Source records.
--- Begin ---

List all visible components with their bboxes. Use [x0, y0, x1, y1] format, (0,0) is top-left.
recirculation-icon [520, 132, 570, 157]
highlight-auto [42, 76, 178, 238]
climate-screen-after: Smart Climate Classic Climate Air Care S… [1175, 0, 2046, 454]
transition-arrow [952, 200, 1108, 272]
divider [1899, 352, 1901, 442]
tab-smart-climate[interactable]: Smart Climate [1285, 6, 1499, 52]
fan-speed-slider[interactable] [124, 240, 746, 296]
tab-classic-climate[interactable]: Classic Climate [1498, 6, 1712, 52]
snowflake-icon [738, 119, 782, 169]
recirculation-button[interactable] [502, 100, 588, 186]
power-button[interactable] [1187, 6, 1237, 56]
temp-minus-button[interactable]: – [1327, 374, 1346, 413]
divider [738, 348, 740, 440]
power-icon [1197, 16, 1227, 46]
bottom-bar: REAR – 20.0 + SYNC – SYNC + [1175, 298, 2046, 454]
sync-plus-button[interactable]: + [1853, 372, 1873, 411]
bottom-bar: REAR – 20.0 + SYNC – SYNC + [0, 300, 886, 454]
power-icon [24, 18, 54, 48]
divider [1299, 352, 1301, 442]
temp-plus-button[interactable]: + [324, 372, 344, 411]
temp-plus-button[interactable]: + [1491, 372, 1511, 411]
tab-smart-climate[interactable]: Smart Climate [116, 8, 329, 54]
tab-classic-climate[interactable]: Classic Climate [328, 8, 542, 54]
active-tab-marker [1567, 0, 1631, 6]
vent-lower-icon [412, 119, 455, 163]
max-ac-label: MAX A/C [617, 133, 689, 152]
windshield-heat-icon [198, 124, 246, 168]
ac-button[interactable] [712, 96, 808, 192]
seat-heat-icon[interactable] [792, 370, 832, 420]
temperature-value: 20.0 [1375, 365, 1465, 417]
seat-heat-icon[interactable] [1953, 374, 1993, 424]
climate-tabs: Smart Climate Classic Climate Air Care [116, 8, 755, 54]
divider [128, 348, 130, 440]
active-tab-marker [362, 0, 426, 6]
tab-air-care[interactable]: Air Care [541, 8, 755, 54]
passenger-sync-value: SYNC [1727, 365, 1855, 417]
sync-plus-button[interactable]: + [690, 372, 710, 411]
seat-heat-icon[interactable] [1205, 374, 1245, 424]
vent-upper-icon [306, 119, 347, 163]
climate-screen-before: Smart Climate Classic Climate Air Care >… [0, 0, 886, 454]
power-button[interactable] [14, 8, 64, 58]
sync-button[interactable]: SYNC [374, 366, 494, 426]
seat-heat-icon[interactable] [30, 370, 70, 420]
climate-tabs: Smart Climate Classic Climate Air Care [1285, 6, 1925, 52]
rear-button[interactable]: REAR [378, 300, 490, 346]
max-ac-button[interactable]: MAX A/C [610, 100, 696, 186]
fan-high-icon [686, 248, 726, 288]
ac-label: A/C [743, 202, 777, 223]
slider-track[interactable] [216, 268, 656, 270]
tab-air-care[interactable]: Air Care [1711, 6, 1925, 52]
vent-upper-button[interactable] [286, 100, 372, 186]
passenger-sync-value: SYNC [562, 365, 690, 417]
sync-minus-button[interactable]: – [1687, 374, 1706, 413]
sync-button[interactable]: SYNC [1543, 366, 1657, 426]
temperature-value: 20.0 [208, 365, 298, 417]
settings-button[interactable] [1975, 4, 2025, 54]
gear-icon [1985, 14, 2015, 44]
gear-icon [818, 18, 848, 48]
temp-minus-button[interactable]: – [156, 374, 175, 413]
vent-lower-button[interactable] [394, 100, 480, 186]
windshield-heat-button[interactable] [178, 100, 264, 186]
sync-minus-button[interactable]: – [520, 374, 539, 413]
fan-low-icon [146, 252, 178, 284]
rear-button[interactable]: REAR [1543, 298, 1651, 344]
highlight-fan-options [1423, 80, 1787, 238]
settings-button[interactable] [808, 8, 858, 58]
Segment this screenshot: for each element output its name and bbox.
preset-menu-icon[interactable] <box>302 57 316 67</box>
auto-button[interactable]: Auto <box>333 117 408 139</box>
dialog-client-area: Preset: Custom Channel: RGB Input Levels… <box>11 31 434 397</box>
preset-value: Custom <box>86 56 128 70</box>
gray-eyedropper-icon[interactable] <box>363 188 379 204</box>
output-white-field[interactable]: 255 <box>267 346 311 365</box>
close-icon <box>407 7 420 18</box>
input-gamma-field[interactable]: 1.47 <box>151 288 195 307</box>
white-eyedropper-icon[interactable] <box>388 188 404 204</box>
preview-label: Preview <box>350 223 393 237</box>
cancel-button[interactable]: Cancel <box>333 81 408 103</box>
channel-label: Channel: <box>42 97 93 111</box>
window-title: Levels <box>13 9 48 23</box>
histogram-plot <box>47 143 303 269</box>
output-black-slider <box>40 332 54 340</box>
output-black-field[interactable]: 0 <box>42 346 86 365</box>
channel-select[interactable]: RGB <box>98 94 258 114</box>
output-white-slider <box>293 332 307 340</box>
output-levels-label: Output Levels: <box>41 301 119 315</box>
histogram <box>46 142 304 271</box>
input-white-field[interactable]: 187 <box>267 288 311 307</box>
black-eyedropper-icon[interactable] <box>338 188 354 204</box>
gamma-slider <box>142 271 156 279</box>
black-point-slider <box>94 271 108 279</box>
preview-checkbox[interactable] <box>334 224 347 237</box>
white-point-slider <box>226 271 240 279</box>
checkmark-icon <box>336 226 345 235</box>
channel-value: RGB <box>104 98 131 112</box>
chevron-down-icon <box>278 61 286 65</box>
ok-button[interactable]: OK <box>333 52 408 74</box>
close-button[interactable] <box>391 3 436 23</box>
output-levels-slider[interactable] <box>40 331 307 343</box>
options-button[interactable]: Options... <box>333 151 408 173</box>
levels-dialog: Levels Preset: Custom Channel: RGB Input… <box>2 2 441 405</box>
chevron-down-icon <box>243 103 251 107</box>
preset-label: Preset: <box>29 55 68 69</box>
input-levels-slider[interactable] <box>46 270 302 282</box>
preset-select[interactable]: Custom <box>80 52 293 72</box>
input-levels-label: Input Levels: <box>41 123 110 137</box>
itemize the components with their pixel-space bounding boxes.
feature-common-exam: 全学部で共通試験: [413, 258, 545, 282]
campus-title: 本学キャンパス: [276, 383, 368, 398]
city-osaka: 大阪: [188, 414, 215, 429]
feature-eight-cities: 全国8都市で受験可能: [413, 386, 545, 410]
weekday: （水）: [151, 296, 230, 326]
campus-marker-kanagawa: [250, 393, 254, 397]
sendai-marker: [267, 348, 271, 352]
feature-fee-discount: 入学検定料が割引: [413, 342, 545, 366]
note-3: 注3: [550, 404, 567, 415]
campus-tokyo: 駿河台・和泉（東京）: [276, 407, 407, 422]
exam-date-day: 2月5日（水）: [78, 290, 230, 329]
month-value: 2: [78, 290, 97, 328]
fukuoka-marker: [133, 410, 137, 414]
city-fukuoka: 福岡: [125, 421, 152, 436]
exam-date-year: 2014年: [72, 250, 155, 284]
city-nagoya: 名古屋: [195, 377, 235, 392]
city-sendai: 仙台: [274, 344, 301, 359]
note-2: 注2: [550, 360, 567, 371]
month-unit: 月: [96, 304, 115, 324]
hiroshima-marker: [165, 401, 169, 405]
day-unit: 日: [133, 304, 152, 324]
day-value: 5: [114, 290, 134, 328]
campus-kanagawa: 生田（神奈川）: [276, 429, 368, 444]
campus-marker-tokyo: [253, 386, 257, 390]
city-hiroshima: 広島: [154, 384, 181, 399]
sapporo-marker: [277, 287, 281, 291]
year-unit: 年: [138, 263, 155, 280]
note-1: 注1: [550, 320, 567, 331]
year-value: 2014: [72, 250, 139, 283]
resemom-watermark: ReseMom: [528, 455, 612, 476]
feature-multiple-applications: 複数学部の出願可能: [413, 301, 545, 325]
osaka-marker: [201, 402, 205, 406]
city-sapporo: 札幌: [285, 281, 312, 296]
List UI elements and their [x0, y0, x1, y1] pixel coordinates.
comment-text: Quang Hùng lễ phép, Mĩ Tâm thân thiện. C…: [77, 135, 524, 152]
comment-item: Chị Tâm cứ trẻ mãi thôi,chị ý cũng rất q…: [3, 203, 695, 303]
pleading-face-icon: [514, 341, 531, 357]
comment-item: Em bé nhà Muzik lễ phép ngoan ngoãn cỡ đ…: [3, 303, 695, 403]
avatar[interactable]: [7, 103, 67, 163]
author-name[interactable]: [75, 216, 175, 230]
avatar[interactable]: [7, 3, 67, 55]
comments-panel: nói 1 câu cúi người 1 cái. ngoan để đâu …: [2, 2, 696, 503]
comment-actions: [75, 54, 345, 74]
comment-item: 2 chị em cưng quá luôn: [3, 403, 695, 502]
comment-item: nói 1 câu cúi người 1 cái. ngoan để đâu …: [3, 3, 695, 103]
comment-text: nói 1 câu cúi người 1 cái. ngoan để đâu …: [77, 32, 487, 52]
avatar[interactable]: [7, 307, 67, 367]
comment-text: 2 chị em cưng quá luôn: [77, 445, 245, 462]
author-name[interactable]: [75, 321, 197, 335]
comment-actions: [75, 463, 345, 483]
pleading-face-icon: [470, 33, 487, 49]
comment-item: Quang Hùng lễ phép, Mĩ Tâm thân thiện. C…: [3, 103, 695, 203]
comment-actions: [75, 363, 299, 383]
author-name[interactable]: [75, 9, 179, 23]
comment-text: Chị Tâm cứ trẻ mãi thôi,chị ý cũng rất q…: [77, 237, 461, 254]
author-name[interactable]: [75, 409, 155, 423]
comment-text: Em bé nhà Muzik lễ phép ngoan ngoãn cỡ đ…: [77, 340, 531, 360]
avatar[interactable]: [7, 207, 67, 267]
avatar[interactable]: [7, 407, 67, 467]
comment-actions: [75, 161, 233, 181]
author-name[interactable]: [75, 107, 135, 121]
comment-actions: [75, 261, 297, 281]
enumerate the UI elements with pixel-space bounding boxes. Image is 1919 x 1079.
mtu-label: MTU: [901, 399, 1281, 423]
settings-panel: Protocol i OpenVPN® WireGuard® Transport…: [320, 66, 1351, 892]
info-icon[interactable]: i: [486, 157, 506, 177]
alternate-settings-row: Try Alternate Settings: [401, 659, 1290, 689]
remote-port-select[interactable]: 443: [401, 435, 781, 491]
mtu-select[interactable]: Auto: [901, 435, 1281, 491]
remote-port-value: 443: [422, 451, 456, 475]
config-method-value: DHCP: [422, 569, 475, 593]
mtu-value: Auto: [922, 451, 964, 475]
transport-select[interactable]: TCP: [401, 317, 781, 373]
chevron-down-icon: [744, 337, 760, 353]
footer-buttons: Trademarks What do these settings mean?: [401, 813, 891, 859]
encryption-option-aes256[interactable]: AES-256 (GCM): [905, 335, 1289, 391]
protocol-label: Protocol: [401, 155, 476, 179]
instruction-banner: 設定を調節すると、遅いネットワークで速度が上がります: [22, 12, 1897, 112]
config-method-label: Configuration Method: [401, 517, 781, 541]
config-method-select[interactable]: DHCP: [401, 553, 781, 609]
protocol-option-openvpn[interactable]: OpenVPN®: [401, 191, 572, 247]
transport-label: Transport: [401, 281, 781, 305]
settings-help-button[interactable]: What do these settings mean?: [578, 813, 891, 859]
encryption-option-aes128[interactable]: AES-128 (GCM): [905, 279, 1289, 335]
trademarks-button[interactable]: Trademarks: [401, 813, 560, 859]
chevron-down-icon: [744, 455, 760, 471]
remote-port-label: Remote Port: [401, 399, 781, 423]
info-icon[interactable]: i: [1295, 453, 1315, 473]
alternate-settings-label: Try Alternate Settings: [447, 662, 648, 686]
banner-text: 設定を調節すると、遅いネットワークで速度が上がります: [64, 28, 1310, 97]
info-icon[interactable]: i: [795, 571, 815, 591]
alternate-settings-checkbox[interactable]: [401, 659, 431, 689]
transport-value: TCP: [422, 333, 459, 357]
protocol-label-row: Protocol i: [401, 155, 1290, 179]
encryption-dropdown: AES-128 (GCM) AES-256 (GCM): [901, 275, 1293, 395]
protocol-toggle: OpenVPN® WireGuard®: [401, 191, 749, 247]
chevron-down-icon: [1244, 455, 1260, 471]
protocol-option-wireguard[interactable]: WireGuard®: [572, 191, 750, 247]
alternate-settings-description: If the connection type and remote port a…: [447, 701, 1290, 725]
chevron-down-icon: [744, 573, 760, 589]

--- End ---

WHAT THE TASK ASKS.
Rewrite the lines from the top through the line holding "seat-heat-icon[interactable] [1953, 374, 1993, 424]", inclusive, with "divider" replaced by "separator" and nothing else changed.

THE REPLY.
List all visible components with their bboxes. Use [x0, y0, x1, y1] format, (0,0) is top-left.
recirculation-icon [520, 132, 570, 157]
highlight-auto [42, 76, 178, 238]
climate-screen-after: Smart Climate Classic Climate Air Care S… [1175, 0, 2046, 454]
transition-arrow [952, 200, 1108, 272]
separator [1899, 352, 1901, 442]
tab-smart-climate[interactable]: Smart Climate [1285, 6, 1499, 52]
fan-speed-slider[interactable] [124, 240, 746, 296]
tab-classic-climate[interactable]: Classic Climate [1498, 6, 1712, 52]
snowflake-icon [738, 119, 782, 169]
recirculation-button[interactable] [502, 100, 588, 186]
power-button[interactable] [1187, 6, 1237, 56]
temp-minus-button[interactable]: – [1327, 374, 1346, 413]
separator [738, 348, 740, 440]
power-icon [1197, 16, 1227, 46]
bottom-bar: REAR – 20.0 + SYNC – SYNC + [1175, 298, 2046, 454]
sync-plus-button[interactable]: + [1853, 372, 1873, 411]
bottom-bar: REAR – 20.0 + SYNC – SYNC + [0, 300, 886, 454]
power-icon [24, 18, 54, 48]
separator [1299, 352, 1301, 442]
temp-plus-button[interactable]: + [324, 372, 344, 411]
temp-plus-button[interactable]: + [1491, 372, 1511, 411]
tab-smart-climate[interactable]: Smart Climate [116, 8, 329, 54]
tab-classic-climate[interactable]: Classic Climate [328, 8, 542, 54]
active-tab-marker [1567, 0, 1631, 6]
vent-lower-icon [412, 119, 455, 163]
max-ac-label: MAX A/C [617, 133, 689, 152]
windshield-heat-icon [198, 124, 246, 168]
ac-button[interactable] [712, 96, 808, 192]
seat-heat-icon[interactable] [792, 370, 832, 420]
temperature-value: 20.0 [1375, 365, 1465, 417]
seat-heat-icon[interactable] [1953, 374, 1993, 424]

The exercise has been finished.